-- start RECORDS SUPPLIED --

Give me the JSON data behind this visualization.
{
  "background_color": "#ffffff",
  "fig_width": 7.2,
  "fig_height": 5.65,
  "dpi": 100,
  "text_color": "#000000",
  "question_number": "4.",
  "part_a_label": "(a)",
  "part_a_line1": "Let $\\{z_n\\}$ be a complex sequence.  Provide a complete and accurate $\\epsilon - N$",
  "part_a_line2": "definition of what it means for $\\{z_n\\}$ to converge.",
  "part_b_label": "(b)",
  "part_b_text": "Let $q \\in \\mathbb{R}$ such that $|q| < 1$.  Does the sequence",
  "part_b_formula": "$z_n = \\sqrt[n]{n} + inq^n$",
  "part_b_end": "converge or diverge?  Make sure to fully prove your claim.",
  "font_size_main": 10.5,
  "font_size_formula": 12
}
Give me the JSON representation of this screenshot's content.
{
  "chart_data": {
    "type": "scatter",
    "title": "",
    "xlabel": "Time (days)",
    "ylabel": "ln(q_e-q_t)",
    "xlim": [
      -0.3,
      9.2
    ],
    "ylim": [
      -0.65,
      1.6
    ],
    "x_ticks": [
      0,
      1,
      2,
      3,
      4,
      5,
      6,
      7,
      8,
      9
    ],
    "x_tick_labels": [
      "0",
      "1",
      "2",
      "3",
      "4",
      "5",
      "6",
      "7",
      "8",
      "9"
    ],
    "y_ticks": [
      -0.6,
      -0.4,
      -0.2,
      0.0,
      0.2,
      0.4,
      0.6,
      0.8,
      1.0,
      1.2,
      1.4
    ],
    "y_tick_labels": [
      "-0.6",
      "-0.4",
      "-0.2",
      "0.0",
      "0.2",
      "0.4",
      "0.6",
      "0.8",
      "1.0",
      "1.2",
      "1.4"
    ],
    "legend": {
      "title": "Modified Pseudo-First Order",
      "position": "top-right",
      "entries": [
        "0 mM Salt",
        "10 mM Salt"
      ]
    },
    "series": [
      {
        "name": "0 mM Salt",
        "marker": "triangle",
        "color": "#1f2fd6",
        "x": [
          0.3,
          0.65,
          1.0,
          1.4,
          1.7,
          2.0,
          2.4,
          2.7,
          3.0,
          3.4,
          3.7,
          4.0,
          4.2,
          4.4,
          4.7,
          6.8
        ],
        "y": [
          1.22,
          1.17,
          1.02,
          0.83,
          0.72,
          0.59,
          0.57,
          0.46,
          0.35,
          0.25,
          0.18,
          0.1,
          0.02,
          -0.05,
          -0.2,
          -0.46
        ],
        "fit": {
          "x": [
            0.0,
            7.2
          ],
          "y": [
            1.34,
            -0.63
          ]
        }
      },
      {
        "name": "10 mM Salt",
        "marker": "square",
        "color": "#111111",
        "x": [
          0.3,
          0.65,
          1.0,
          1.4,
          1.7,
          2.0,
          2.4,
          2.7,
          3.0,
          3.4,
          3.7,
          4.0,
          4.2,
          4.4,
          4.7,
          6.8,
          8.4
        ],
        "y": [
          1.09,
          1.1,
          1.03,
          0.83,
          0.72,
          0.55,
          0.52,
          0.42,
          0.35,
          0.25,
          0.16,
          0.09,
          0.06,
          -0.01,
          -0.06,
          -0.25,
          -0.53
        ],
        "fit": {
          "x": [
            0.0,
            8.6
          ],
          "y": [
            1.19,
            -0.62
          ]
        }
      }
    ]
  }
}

-- end RECORDS SUPPLIED --

**AIM**
List every line above that contains the word "Salt".

**CORRECT ANSWER**
        "0 mM Salt",
        "10 mM Salt"
        "name": "0 mM Salt",
        "name": "10 mM Salt",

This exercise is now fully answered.